B. Consideration Of Defendants' Proffered Copy Of The Separation Agreement
Although plaintiff references and relies upon the Separation Agreement throughout his complaint, he did not attach a copy to the complaint itself. He objects to interpretation of the Separation Agreement at this stage as premature. (Plaintiff's Opposition to Defendants' Joint Motion to Dismiss Complaint ("Pl.'s Opp'n") 5-7.)
"To decide a motion to dismiss, courts generally consider only the allegations contained in the complaint, exhibits attached to the complaint and matters of public record." Pension Ben. Guar. Corp. v. White Consol. Indus., Inc., 998 F.2d 1192, 1196 (3d Cir. 1993). The court may also consider, however, a "document integral to or explicitly relied upon in the complaint . . . without converting the motion to dismiss into one for summary judgment."Burlington Coat Factory, 114 F.3d at 1426 (emphasis in original; quotation and citations omitted); see also Pension Ben., 998 F.2d at 1196 (holding that "a court may consider an undisputedly authentic document that a defendant attaches as an exhibit to a motion to dismiss if the plaintiff's claims are based on the document").
Plaintiff does not dispute the authenticity of defendants' proffered copy of the Separation Agreement.
The Separation Agreement is integral to and explicitly relied upon in the complaint. For example, plaintiff claims that he relied upon Eckelmeyer's representations concerning the final accounting of the Feinberg brothers' partnership interests when he negotiated the Separation Agreement, allegations that in turn form the basis of plaintiff's claims for violations of the CFAA and for breach of fiduciary duty. (Compl. ¶¶ 19, 22, 23, 26, 49-70.) I will therefore consider defendants' proffered copy of the Separation Agreement, within the standards set forth above for evaluating a motion to dismiss, without converting defendants' motion to one for summary judgment.
III. Discussion
Defendants argue that the release of Randy Feinberg bars plaintiff's claims and that, regardless, plaintiff fails to state a claim upon which the court can grant relief. (Defs.' Mem. 7-9, 9-17.) Plaintiff argues that the release excepts "any agreement, liability or obligation . . . for fraud or intentional misrepresentation" and that, therefore, the release does not cover plaintiff's claims. (Pl.'s Opp'n 6-7.) Plaintiff also argues that he stated his claims properly. (Id. at 7-16.)
Defendants argue that the release applies to plaintiff's claims against Eckelmeyer as well as plaintiff's claims against Randy Feinberg because, according to the complaint, Eckelmeyer was acting as Randy Feinberg's agent. (Defs.' Mem. at 1, 8.) Plaintiff does not dispute this argument.
Accepting plaintiff's presentation of the facts as true, as I must for this purpose, including plaintiff's interpretation of the exception to the release, I will deny defendants' motion to dismiss plaintiff's claims for violation of the CFAA and for breach of fiduciary duty. Plaintiff has set forth sufficient allegations of fraud and intentional misrepresentation in his complaint to raise at least a question of whether these two claims are covered by the exception to the release. Plaintiff has also alleged sufficient facts at this stage regarding the elements of these two claims. I will, however, grant defendants' motion to dismiss plaintiff's claims for misappropriation of trade secrets and for invasion of privacy. Plaintiff has not specifically linked these two claims to any allegations of fraud or intentional misrepresentation. Accordingly, under any reasonable reading of the release, including plaintiff's own interpretation, neither of these two latter claims is within the exception.
────────────────
§ Your goal:
In the court opinion excerpt, which two of the plaintiff's claims does the court dismiss? The entries are separate material and have no connection to the court opinion excerpt.

§ Record excerpts:
────────────────
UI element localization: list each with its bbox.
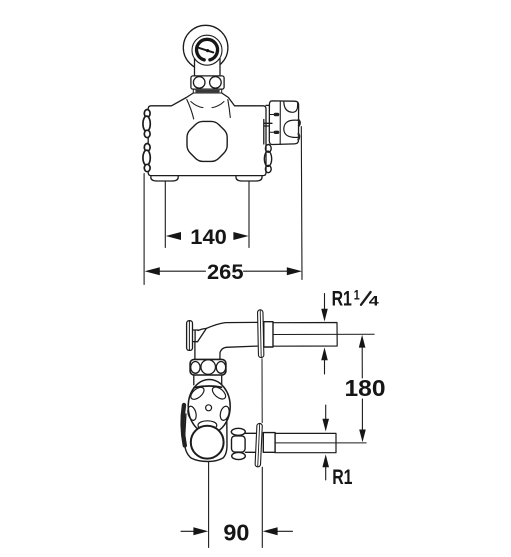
knob face dividing line (279, 101, 281, 144)
left mounting foot (151, 176, 178, 181)
knob top-right grip lobe (284, 102, 298, 113)
bottom pipe collar nut (263, 433, 275, 453)
gauge needle hub (206, 49, 209, 52)
svg-text:265: 265 (207, 260, 244, 284)
knob set screw upper (274, 113, 280, 116)
extension line from top escutcheon down (90 right) (261, 359, 263, 423)
extension line 90 right lower (261, 467, 263, 547)
dimension 90 right arrow (points left) (278, 530, 293, 532)
dimension 180 vertical line upper (361, 348, 363, 379)
dimension 265 line left segment (157, 270, 206, 272)
adapter flange behind knob (264, 105, 272, 144)
flange stem (193, 330, 199, 342)
extension line right foot (140) (248, 182, 250, 248)
gauge column bracket (occludes bezel bottom) (195, 57, 221, 77)
elbow body (195, 322, 257, 360)
R1 leader upper arrow (down) (325, 405, 327, 420)
left lower inlet nipple (hex profile) (143, 144, 150, 172)
top pipe centre line (273, 333, 374, 335)
housing cup around cap (184, 414, 227, 462)
extension line left foot (140) (164, 182, 166, 248)
svg-text:4: 4 (369, 293, 380, 308)
valve body outline (148, 93, 266, 176)
handle center pin (206, 405, 212, 411)
wall flange (left) (187, 321, 193, 351)
pressure gauge outer bezel circle (183, 25, 228, 70)
gauge needle (199, 48, 213, 53)
body shoulder right arc (212, 102, 224, 108)
dimension 265 line right segment (244, 270, 291, 272)
knob collar edge (194, 386, 222, 388)
dimension 180 lower arrow (down) (359, 430, 366, 443)
R1 leader lower arrow (up) (325, 467, 327, 480)
lobed handle (side view) (188, 380, 230, 434)
wall flange inner line (188, 321, 190, 350)
R1 1/4 leader lower arrow (up) (324, 360, 326, 374)
bottom escutcheon (255, 423, 262, 467)
cap circle (191, 426, 224, 459)
extension line 90 left (from cap bottom) (208, 462, 210, 548)
svg-text:1: 1 (354, 287, 360, 302)
handle lobe left (186, 405, 197, 421)
left union nut circle (193, 77, 205, 89)
knurled ring band (193, 89, 221, 93)
gauge dial rim circle (192, 35, 222, 65)
control knob body (269, 101, 298, 145)
right union nut circle (210, 77, 222, 89)
handle lobe right (219, 405, 231, 421)
dimension 140 right arrow (233, 232, 248, 240)
dimension 265 right arrow (287, 267, 302, 275)
mounting clamp arc (dark) (183, 405, 185, 446)
knob set screw lower (274, 131, 280, 134)
svg-text:R1: R1 (332, 287, 353, 310)
neck from nut to knob (194, 375, 222, 385)
left upper inlet nipple (hex profile) (143, 110, 150, 138)
knob right edge mark lower (298, 134, 299, 140)
extension line right knob (265) (300, 127, 303, 280)
dimension 180 vertical line lower (361, 399, 363, 430)
top pipe collar nut (264, 322, 273, 347)
right lower outlet nipple (hex profile) (264, 145, 271, 173)
knob right edge mark upper (299, 120, 300, 126)
body neck left fillet curve (187, 100, 194, 120)
body shoulder left arc (191, 102, 203, 108)
svg-text:90: 90 (223, 520, 249, 546)
dimension 180 upper arrow (up) (359, 335, 366, 348)
dimension 265 left arrow (145, 267, 160, 275)
handle lobe top-left (189, 385, 206, 402)
extension line left (265) (143, 174, 145, 285)
top supply pipe (273, 323, 337, 347)
svg-text:R1: R1 (332, 466, 353, 489)
union nut on valve top (190, 359, 226, 375)
body neck right fillet curve (228, 100, 231, 118)
knob right grip lobe (284, 120, 298, 137)
svg-text:140: 140 (190, 225, 227, 249)
dimension 140 left arrow (166, 232, 181, 240)
bottom supply pipe (275, 433, 336, 452)
handle lobe top-right (210, 385, 227, 402)
R1 1/4 leader upper arrow (down) (324, 294, 326, 310)
central port octagon (187, 121, 227, 161)
gauge dial black ring (open at bottom) (197, 39, 218, 60)
dimension 90 left arrow (points right) (181, 530, 194, 532)
bottom pipe centre line (275, 442, 366, 444)
twin union-nut block below gauge (191, 76, 224, 89)
pipe stub to escutcheon (bottom) (245, 433, 256, 452)
right mounting foot (236, 176, 262, 181)
svg-text:180: 180 (345, 375, 386, 401)
top escutcheon (258, 310, 264, 358)
handle lobe bottom (198, 421, 217, 430)
outlet connector nut (stacked facets) (231, 428, 245, 459)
────────────────
§ Correct response:
The claims for misappropriation of trade secrets and for invasion of privacy.